→ Instruction:
Find every line in the records below that holds the word "activity", and copy each one.

++++ Extracted information

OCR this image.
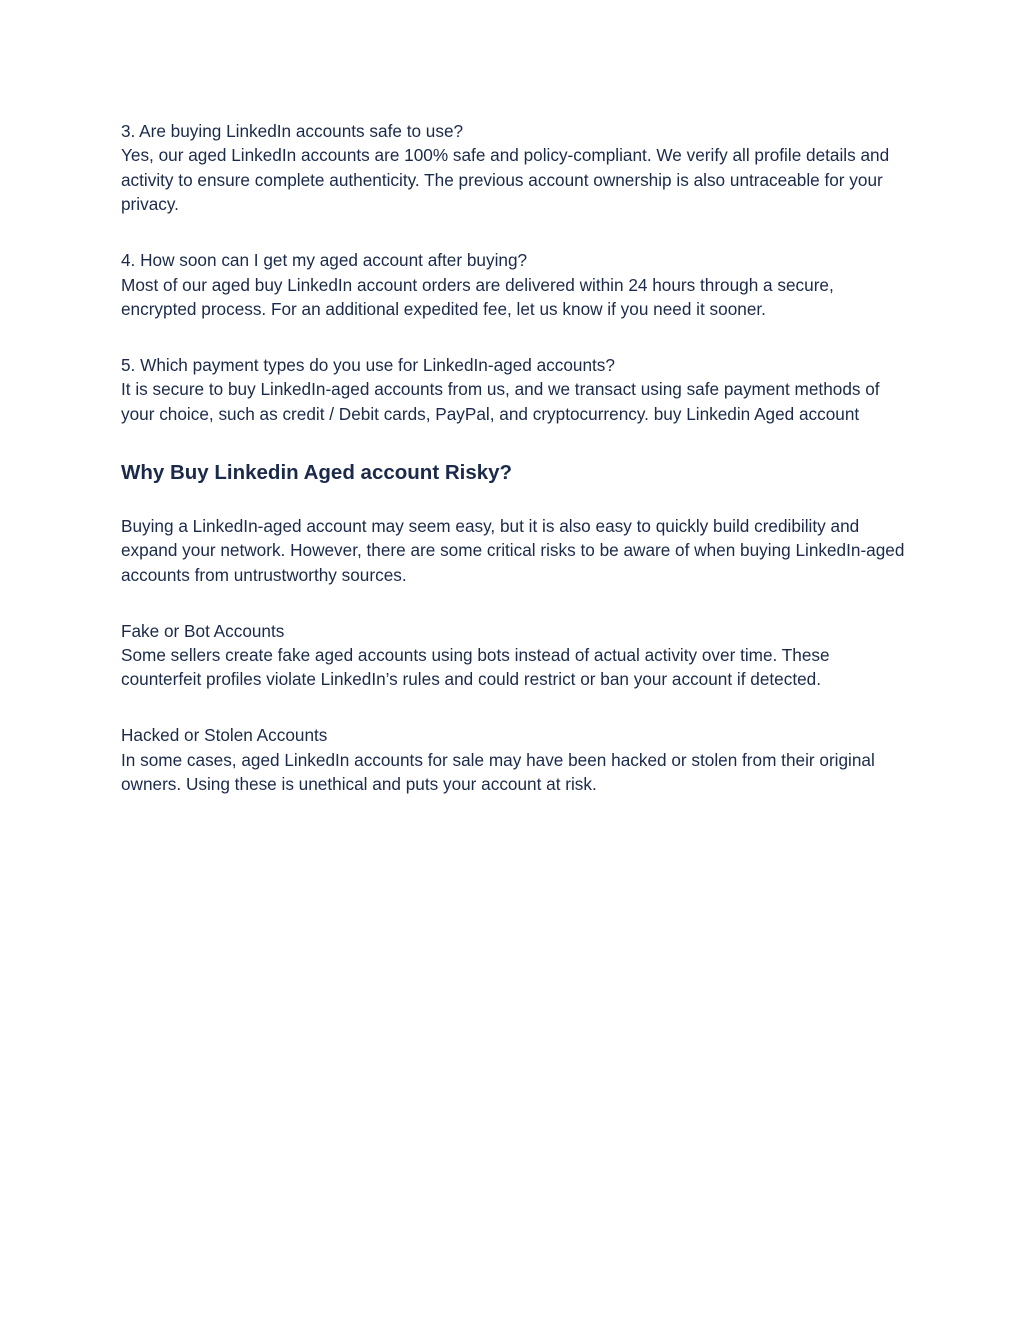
3. Are buying LinkedIn accounts safe to use?
Yes, our aged LinkedIn accounts are 100% safe and policy-compliant. We verify all profile details and activity to ensure complete authenticity. The previous account ownership is also untraceable for your privacy.
4. How soon can I get my aged account after buying?
Most of our aged buy LinkedIn account orders are delivered within 24 hours through a secure, encrypted process. For an additional expedited fee, let us know if you need it sooner.
5. Which payment types do you use for LinkedIn-aged accounts?
It is secure to buy LinkedIn-aged accounts from us, and we transact using safe payment methods of your choice, such as credit / Debit cards, PayPal, and cryptocurrency. buy Linkedin Aged account
Why Buy Linkedin Aged account Risky?
Buying a LinkedIn-aged account may seem easy, but it is also easy to quickly build credibility and expand your network. However, there are some critical risks to be aware of when buying LinkedIn-aged accounts from untrustworthy sources.
Fake or Bot Accounts
Some sellers create fake aged accounts using bots instead of actual activity over time. These counterfeit profiles violate LinkedIn’s rules and could restrict or ban your account if detected.
Hacked or Stolen Accounts
In some cases, aged LinkedIn accounts for sale may have been hacked or stolen from their original owners. Using these is unethical and puts your account at risk.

++++++++

→ Exercise result:
Yes, our aged LinkedIn accounts are 100% safe and policy-compliant. We verify all profile details and activity to ensure complete authenticity. The previous account ownership is also untraceable for your privacy.
Some sellers create fake aged accounts using bots instead of actual activity over time. These counterfeit profiles violate LinkedIn’s rules and could restrict or ban your account if detected.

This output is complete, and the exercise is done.